Collected data
-- begin --

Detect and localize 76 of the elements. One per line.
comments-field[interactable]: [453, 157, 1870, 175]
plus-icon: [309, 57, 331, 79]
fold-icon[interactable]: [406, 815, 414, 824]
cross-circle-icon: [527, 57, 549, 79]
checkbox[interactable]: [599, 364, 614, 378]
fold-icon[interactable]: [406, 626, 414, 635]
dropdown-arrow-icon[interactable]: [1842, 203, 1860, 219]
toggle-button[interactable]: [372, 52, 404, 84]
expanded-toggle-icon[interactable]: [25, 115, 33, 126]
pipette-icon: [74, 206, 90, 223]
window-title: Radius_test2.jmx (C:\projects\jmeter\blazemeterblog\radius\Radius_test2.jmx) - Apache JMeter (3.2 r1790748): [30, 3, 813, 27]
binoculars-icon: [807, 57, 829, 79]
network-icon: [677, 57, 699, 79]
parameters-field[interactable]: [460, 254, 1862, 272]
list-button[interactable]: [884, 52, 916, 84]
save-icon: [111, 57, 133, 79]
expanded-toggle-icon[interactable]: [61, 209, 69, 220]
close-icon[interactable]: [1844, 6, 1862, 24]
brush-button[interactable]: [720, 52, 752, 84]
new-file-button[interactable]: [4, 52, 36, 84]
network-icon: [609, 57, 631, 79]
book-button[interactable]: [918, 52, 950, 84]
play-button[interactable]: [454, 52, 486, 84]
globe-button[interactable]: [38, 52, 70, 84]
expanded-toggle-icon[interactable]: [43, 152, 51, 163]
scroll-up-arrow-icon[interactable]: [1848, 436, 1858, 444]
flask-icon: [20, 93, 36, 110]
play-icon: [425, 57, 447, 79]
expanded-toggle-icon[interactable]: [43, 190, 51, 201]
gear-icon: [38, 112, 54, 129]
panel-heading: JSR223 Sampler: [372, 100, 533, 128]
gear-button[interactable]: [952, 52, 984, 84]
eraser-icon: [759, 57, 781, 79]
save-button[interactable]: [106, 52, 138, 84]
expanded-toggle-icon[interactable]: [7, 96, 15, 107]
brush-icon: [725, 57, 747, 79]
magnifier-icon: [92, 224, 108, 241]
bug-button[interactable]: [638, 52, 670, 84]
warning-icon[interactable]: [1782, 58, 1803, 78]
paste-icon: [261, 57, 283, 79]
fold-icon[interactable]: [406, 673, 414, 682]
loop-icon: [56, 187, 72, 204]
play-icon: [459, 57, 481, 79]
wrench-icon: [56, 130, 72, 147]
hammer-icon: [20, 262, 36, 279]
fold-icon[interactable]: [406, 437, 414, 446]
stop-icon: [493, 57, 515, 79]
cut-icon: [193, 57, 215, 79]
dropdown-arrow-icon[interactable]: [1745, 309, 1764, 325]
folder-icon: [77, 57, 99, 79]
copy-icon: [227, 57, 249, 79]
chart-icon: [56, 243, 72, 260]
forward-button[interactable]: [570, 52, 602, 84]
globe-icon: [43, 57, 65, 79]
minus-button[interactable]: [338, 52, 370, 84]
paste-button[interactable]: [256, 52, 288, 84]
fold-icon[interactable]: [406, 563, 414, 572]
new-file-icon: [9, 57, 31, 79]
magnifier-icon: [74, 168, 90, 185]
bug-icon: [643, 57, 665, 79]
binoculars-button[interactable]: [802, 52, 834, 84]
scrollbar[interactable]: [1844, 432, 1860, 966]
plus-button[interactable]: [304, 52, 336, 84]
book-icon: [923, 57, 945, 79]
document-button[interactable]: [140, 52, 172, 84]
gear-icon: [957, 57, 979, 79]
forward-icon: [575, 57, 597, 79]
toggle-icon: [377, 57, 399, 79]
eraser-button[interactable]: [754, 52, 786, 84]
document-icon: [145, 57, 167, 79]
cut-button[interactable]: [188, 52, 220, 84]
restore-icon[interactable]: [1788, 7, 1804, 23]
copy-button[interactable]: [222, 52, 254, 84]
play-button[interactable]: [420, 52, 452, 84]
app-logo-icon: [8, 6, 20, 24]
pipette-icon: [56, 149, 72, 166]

-- end --

● Stated task
Could you reproduce all of the lines above word for word?

● Exercise output
Detect and localize 76 of the elements. One per line.
comments-field[interactable]: [453, 157, 1870, 175]
plus-icon: [309, 57, 331, 79]
fold-icon[interactable]: [406, 815, 414, 824]
cross-circle-icon: [527, 57, 549, 79]
checkbox[interactable]: [599, 364, 614, 378]
fold-icon[interactable]: [406, 626, 414, 635]
dropdown-arrow-icon[interactable]: [1842, 203, 1860, 219]
toggle-button[interactable]: [372, 52, 404, 84]
expanded-toggle-icon[interactable]: [25, 115, 33, 126]
pipette-icon: [74, 206, 90, 223]
window-title: Radius_test2.jmx (C:\projects\jmeter\blazemeterblog\radius\Radius_test2.jmx) - Apache JMeter (3.2 r1790748): [30, 3, 813, 27]
binoculars-icon: [807, 57, 829, 79]
network-icon: [677, 57, 699, 79]
parameters-field[interactable]: [460, 254, 1862, 272]
list-button[interactable]: [884, 52, 916, 84]
save-icon: [111, 57, 133, 79]
expanded-toggle-icon[interactable]: [61, 209, 69, 220]
close-icon[interactable]: [1844, 6, 1862, 24]
brush-button[interactable]: [720, 52, 752, 84]
new-file-button[interactable]: [4, 52, 36, 84]
network-icon: [609, 57, 631, 79]
book-button[interactable]: [918, 52, 950, 84]
play-button[interactable]: [454, 52, 486, 84]
globe-button[interactable]: [38, 52, 70, 84]
expanded-toggle-icon[interactable]: [43, 152, 51, 163]
scroll-up-arrow-icon[interactable]: [1848, 436, 1858, 444]
flask-icon: [20, 93, 36, 110]
play-icon: [425, 57, 447, 79]
expanded-toggle-icon[interactable]: [43, 190, 51, 201]
gear-icon: [38, 112, 54, 129]
panel-heading: JSR223 Sampler: [372, 100, 533, 128]
gear-button[interactable]: [952, 52, 984, 84]
eraser-icon: [759, 57, 781, 79]
save-button[interactable]: [106, 52, 138, 84]
expanded-toggle-icon[interactable]: [7, 96, 15, 107]
brush-icon: [725, 57, 747, 79]
magnifier-icon: [92, 224, 108, 241]
bug-button[interactable]: [638, 52, 670, 84]
warning-icon[interactable]: [1782, 58, 1803, 78]
paste-icon: [261, 57, 283, 79]
fold-icon[interactable]: [406, 673, 414, 682]
loop-icon: [56, 187, 72, 204]
play-icon: [459, 57, 481, 79]
wrench-icon: [56, 130, 72, 147]
hammer-icon: [20, 262, 36, 279]
fold-icon[interactable]: [406, 437, 414, 446]
stop-icon: [493, 57, 515, 79]
cut-icon: [193, 57, 215, 79]
dropdown-arrow-icon[interactable]: [1745, 309, 1764, 325]
folder-icon: [77, 57, 99, 79]
copy-icon: [227, 57, 249, 79]
chart-icon: [56, 243, 72, 260]
forward-button[interactable]: [570, 52, 602, 84]
globe-icon: [43, 57, 65, 79]
minus-button[interactable]: [338, 52, 370, 84]
paste-button[interactable]: [256, 52, 288, 84]
fold-icon[interactable]: [406, 563, 414, 572]
new-file-icon: [9, 57, 31, 79]
magnifier-icon: [74, 168, 90, 185]
bug-icon: [643, 57, 665, 79]
binoculars-button[interactable]: [802, 52, 834, 84]
scrollbar[interactable]: [1844, 432, 1860, 966]
plus-button[interactable]: [304, 52, 336, 84]
book-icon: [923, 57, 945, 79]
document-button[interactable]: [140, 52, 172, 84]
gear-icon: [957, 57, 979, 79]
forward-icon: [575, 57, 597, 79]
toggle-icon: [377, 57, 399, 79]
eraser-button[interactable]: [754, 52, 786, 84]
document-icon: [145, 57, 167, 79]
cut-button[interactable]: [188, 52, 220, 84]
restore-icon[interactable]: [1788, 7, 1804, 23]
copy-button[interactable]: [222, 52, 254, 84]
play-button[interactable]: [420, 52, 452, 84]
app-logo-icon: [8, 6, 20, 24]
pipette-icon: [56, 149, 72, 166]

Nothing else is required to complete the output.